Work required: Find every line containing the word "screenshot" in the records below; report only how many there are.

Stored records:
+++++
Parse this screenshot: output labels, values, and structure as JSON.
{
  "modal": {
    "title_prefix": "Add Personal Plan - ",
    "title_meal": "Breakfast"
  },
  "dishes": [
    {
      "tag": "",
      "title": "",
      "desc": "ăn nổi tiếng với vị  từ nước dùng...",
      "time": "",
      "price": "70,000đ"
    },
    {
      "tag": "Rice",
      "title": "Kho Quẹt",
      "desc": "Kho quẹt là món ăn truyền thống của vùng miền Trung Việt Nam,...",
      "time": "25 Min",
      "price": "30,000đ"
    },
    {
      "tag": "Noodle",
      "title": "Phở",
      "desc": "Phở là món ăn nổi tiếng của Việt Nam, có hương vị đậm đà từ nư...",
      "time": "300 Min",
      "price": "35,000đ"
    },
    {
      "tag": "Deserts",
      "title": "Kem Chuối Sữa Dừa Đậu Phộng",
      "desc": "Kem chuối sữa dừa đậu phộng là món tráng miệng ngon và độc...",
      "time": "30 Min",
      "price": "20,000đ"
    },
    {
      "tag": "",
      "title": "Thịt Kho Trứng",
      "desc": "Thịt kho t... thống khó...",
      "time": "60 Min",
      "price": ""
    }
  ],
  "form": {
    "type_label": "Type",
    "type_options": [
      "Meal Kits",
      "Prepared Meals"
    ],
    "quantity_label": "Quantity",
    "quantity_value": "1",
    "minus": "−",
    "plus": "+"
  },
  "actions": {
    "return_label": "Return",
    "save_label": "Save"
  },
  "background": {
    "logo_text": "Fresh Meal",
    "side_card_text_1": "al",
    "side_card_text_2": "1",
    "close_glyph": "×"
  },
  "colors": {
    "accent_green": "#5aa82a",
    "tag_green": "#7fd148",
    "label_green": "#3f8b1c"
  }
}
+++++
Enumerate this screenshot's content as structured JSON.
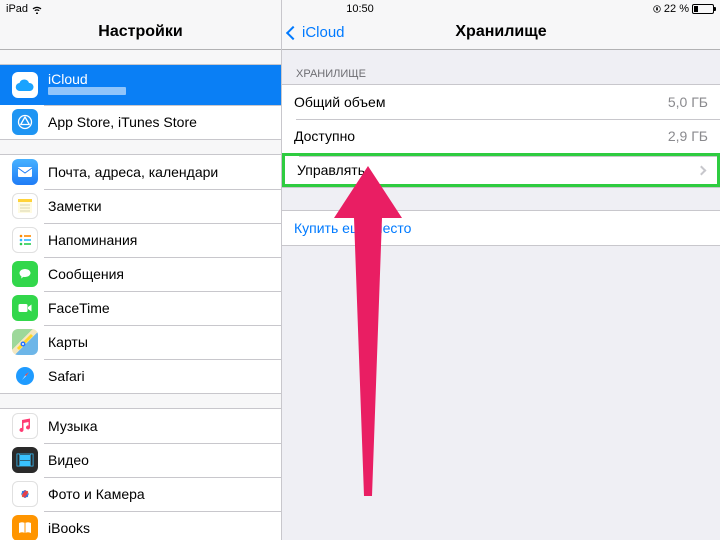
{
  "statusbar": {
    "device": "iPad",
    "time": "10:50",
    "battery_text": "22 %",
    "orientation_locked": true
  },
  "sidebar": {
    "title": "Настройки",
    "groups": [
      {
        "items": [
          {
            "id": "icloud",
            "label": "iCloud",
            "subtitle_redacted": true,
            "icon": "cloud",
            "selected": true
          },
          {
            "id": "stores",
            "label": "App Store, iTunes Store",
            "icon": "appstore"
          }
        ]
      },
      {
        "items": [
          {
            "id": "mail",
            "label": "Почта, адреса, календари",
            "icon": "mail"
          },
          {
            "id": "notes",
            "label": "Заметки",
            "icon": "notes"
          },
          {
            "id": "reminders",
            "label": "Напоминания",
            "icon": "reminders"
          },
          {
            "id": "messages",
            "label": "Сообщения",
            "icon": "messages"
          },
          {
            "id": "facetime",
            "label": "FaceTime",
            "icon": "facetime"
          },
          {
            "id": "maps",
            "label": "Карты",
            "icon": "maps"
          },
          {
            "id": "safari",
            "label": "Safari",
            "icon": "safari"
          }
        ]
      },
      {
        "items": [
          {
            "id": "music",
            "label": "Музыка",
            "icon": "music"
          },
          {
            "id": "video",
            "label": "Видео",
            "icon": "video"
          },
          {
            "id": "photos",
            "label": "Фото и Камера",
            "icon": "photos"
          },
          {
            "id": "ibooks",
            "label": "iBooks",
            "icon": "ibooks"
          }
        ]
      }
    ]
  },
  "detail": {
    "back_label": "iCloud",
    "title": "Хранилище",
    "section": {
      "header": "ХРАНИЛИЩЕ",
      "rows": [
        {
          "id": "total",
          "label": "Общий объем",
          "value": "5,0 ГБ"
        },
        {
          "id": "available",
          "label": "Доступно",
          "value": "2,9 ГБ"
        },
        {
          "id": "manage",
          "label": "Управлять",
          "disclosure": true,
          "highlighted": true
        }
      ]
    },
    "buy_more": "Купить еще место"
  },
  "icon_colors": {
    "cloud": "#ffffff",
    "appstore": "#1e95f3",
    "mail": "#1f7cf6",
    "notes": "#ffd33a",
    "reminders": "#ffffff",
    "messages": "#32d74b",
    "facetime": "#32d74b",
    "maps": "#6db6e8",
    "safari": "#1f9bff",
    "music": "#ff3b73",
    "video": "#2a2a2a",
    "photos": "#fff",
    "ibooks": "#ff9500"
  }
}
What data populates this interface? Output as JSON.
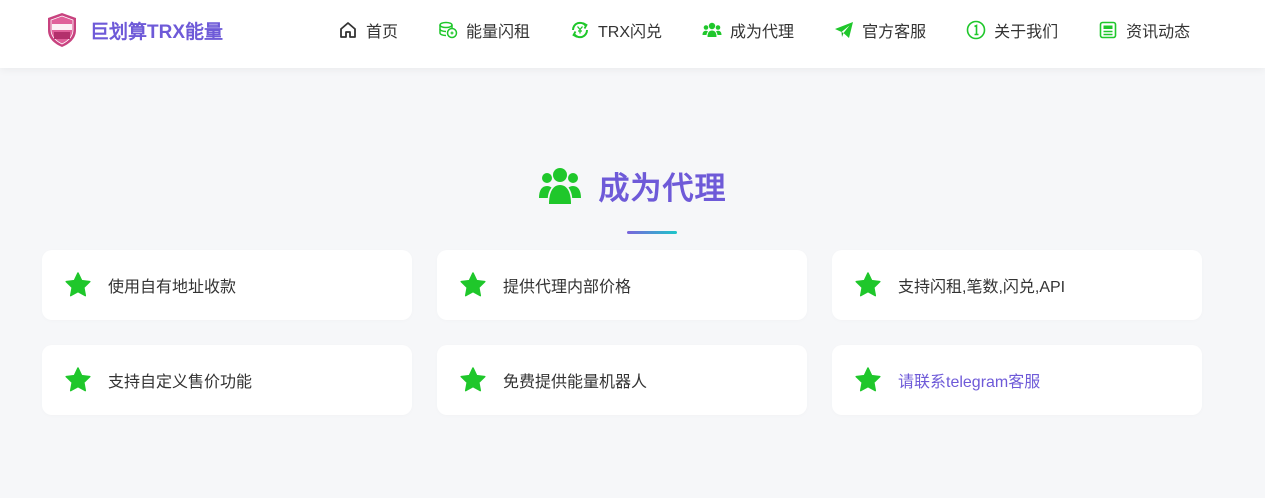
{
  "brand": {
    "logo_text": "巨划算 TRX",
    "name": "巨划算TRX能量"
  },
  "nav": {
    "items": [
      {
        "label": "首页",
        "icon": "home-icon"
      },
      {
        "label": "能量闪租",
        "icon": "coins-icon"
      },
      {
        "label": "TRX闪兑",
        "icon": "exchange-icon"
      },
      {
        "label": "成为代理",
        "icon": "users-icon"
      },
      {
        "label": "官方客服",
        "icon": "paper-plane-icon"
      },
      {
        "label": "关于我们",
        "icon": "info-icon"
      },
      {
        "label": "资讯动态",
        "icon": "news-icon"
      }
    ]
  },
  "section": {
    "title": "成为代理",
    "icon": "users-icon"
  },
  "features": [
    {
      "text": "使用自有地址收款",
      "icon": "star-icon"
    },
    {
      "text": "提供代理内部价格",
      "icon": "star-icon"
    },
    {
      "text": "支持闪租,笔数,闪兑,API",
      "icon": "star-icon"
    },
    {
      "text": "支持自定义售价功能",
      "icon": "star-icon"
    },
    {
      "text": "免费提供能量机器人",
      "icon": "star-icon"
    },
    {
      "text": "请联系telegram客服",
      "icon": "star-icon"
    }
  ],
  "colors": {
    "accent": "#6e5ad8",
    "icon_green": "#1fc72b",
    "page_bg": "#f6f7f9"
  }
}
+++++
Result: 2